AIM: Extract the records below word for word and ignore the images.

[Entries from a dataset]
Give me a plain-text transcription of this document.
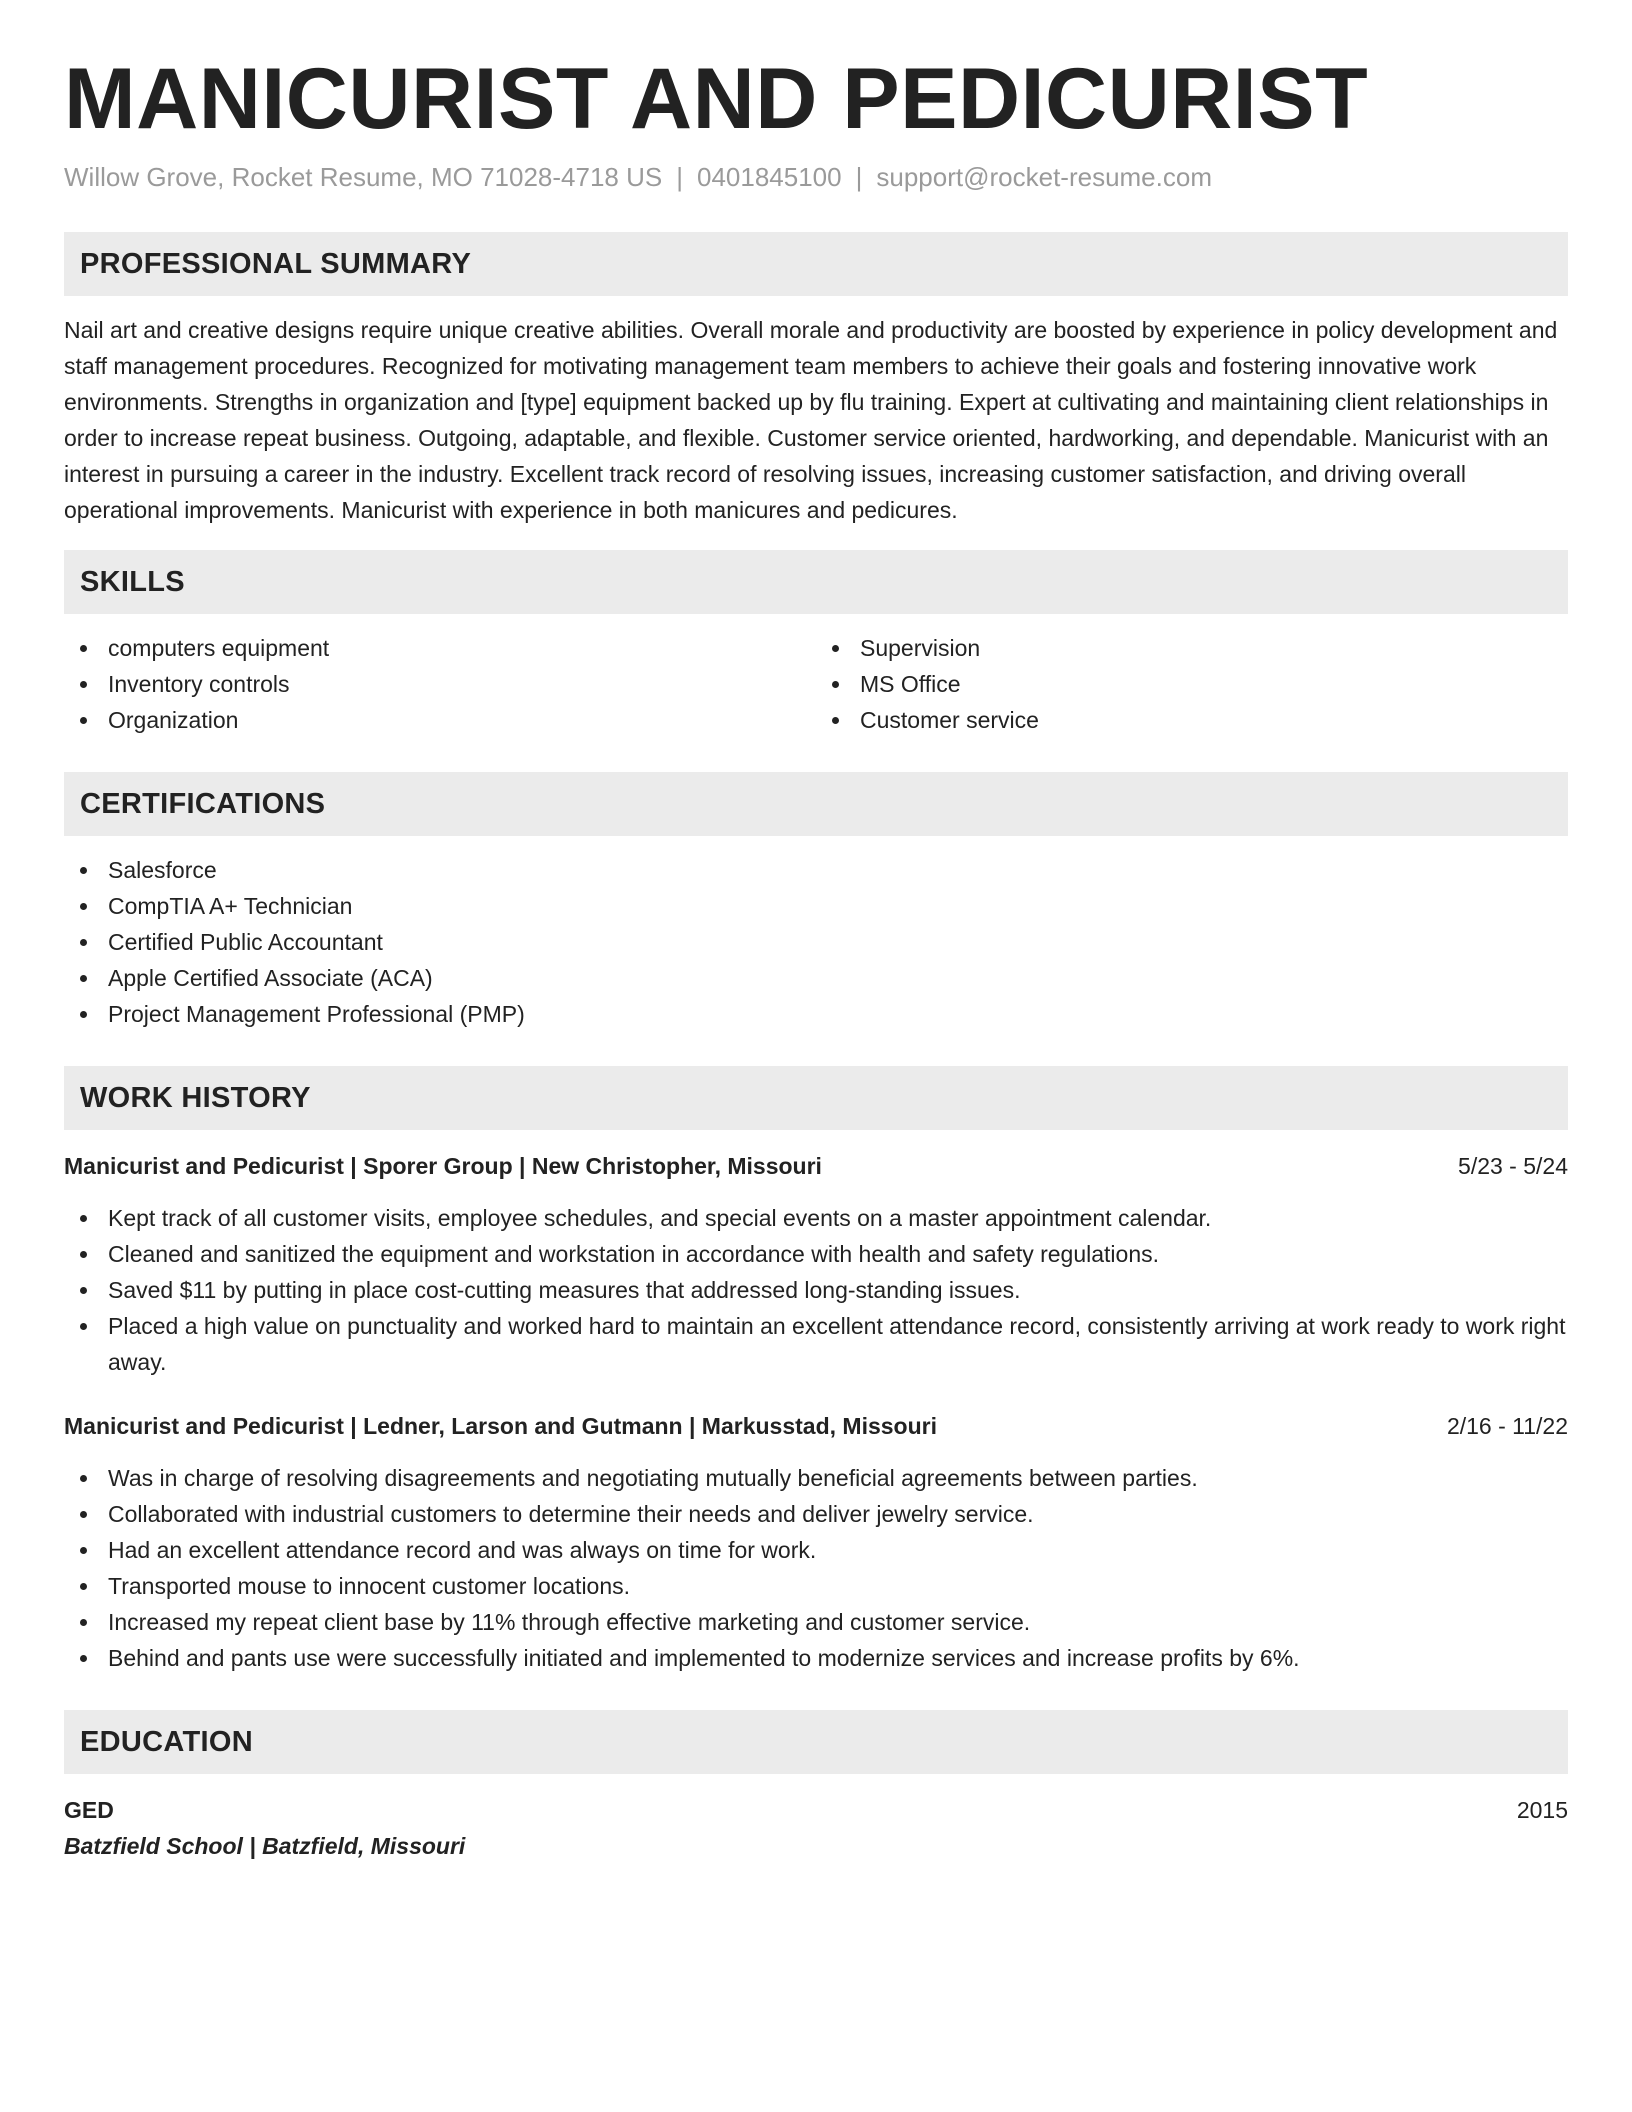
MANICURIST AND PEDICURIST
Willow Grove, Rocket Resume, MO 71028-4718 US | 0401845100 | support@rocket-resume.com
PROFESSIONAL SUMMARY

Nail art and creative designs require unique creative abilities. Overall morale and productivity are boosted by experience in policy development and staff management procedures. Recognized for motivating management team members to achieve their goals and fostering innovative work environments. Strengths in organization and [type] equipment backed up by flu training. Expert at cultivating and maintaining client relationships in order to increase repeat business. Outgoing, adaptable, and flexible. Customer service oriented, hardworking, and dependable. Manicurist with an interest in pursuing a career in the industry. Excellent track record of resolving issues, increasing customer satisfaction, and driving overall operational improvements. Manicurist with experience in both manicures and pedicures.

SKILLS
computers equipment
Inventory controls
Organization
Supervision
MS Office
Customer service
CERTIFICATIONS
Salesforce
CompTIA A+ Technician
Certified Public Accountant
Apple Certified Associate (ACA)
Project Management Professional (PMP)
WORK HISTORY
Manicurist and Pedicurist | Sporer Group | New Christopher, Missouri	5/23 - 5/24
Kept track of all customer visits, employee schedules, and special events on a master appointment calendar.
Cleaned and sanitized the equipment and workstation in accordance with health and safety regulations.
Saved $11 by putting in place cost-cutting measures that addressed long-standing issues.
Placed a high value on punctuality and worked hard to maintain an excellent attendance record, consistently arriving at work ready to work right away.
Manicurist and Pedicurist | Ledner, Larson and Gutmann | Markusstad, Missouri	2/16 - 11/22
Was in charge of resolving disagreements and negotiating mutually beneficial agreements between parties.
Collaborated with industrial customers to determine their needs and deliver jewelry service.
Had an excellent attendance record and was always on time for work.
Transported mouse to innocent customer locations.
Increased my repeat client base by 11% through effective marketing and customer service.
Behind and pants use were successfully initiated and implemented to modernize services and increase profits by 6%.
EDUCATION
GED	2015
Batzfield School | Batzfield, Missouri
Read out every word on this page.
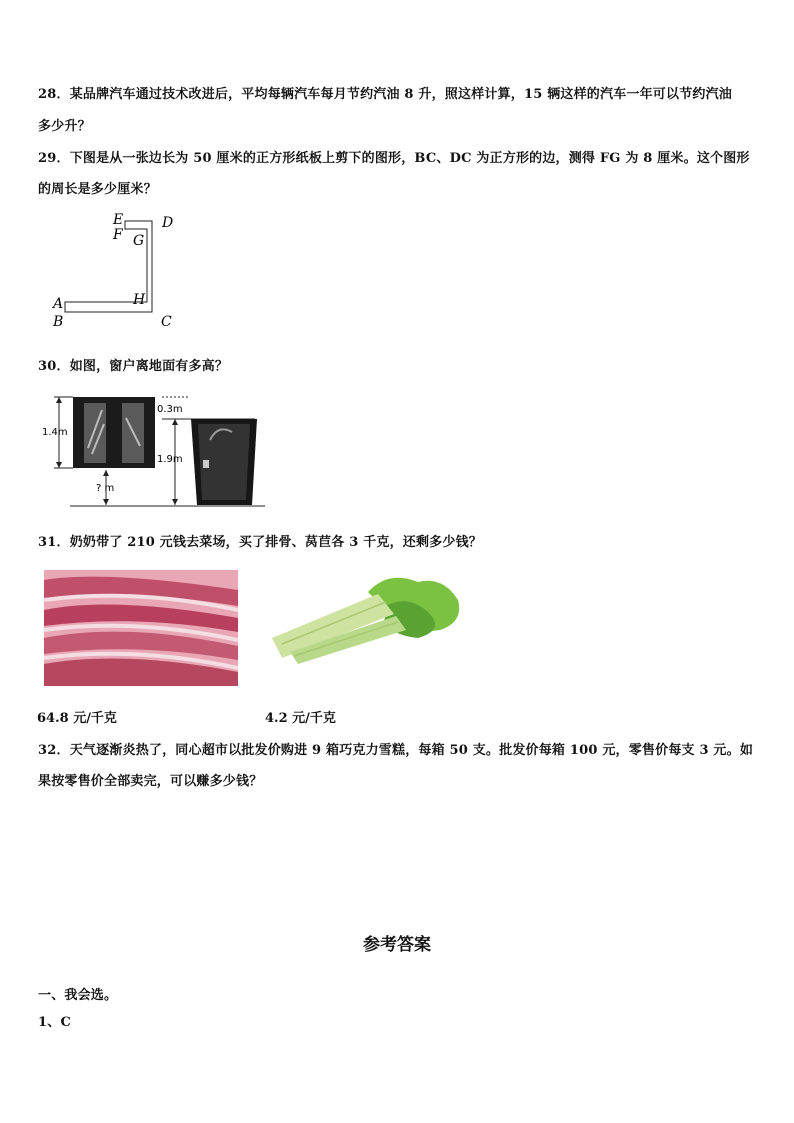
28．某品牌汽车通过技术改进后，平均每辆汽车每月节约汽油 8 升，照这样计算，15 辆这样的汽车一年可以节约汽油
多少升？
29．下图是从一张边长为 50 厘米的正方形纸板上剪下的图形，BC、DC 为正方形的边，测得 FG 为 8 厘米。这个图形
的周长是多少厘米？
E	D
F G
A	H
B	C
30．如图，窗户离地面有多高？
1.4m
? m
0.3m
1.9m
31．奶奶带了 210 元钱去菜场，买了排骨、莴苣各 3 千克，还剩多少钱？
64.8 元/千克	4.2 元/千克
32．天气逐渐炎热了，同心超市以批发价购进 9 箱巧克力雪糕，每箱 50 支。批发价每箱 100 元，零售价每支 3 元。如
果按零售价全部卖完，可以赚多少钱？
参考答案
一、我会选。
1、C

FINISHED ANSWER:
Give me a plain-text transcription of this document.
MANICURIST AND PEDICURIST
Willow Grove, Rocket Resume, MO 71028-4718 US | 0401845100 | support@rocket-resume.com
PROFESSIONAL SUMMARY

Nail art and creative designs require unique creative abilities. Overall morale and productivity are boosted by experience in policy development and staff management procedures. Recognized for motivating management team members to achieve their goals and fostering innovative work environments. Strengths in organization and [type] equipment backed up by flu training. Expert at cultivating and maintaining client relationships in order to increase repeat business. Outgoing, adaptable, and flexible. Customer service oriented, hardworking, and dependable. Manicurist with an interest in pursuing a career in the industry. Excellent track record of resolving issues, increasing customer satisfaction, and driving overall operational improvements. Manicurist with experience in both manicures and pedicures.

SKILLS
computers equipment
Inventory controls
Organization
Supervision
MS Office
Customer service
CERTIFICATIONS
Salesforce
CompTIA A+ Technician
Certified Public Accountant
Apple Certified Associate (ACA)
Project Management Professional (PMP)
WORK HISTORY
Manicurist and Pedicurist | Sporer Group | New Christopher, Missouri	5/23 - 5/24
Kept track of all customer visits, employee schedules, and special events on a master appointment calendar.
Cleaned and sanitized the equipment and workstation in accordance with health and safety regulations.
Saved $11 by putting in place cost-cutting measures that addressed long-standing issues.
Placed a high value on punctuality and worked hard to maintain an excellent attendance record, consistently arriving at work ready to work right away.
Manicurist and Pedicurist | Ledner, Larson and Gutmann | Markusstad, Missouri	2/16 - 11/22
Was in charge of resolving disagreements and negotiating mutually beneficial agreements between parties.
Collaborated with industrial customers to determine their needs and deliver jewelry service.
Had an excellent attendance record and was always on time for work.
Transported mouse to innocent customer locations.
Increased my repeat client base by 11% through effective marketing and customer service.
Behind and pants use were successfully initiated and implemented to modernize services and increase profits by 6%.
EDUCATION
GED	2015
Batzfield School | Batzfield, Missouri
Read out every word on this page.
28．某品牌汽车通过技术改进后，平均每辆汽车每月节约汽油 8 升，照这样计算，15 辆这样的汽车一年可以节约汽油
多少升？
29．下图是从一张边长为 50 厘米的正方形纸板上剪下的图形，BC、DC 为正方形的边，测得 FG 为 8 厘米。这个图形
的周长是多少厘米？
E	D
F G
A	H
B	C
30．如图，窗户离地面有多高？
1.4m
? m
0.3m
1.9m
31．奶奶带了 210 元钱去菜场，买了排骨、莴苣各 3 千克，还剩多少钱？
64.8 元/千克	4.2 元/千克
32．天气逐渐炎热了，同心超市以批发价购进 9 箱巧克力雪糕，每箱 50 支。批发价每箱 100 元，零售价每支 3 元。如
果按零售价全部卖完，可以赚多少钱？
参考答案
一、我会选。
1、C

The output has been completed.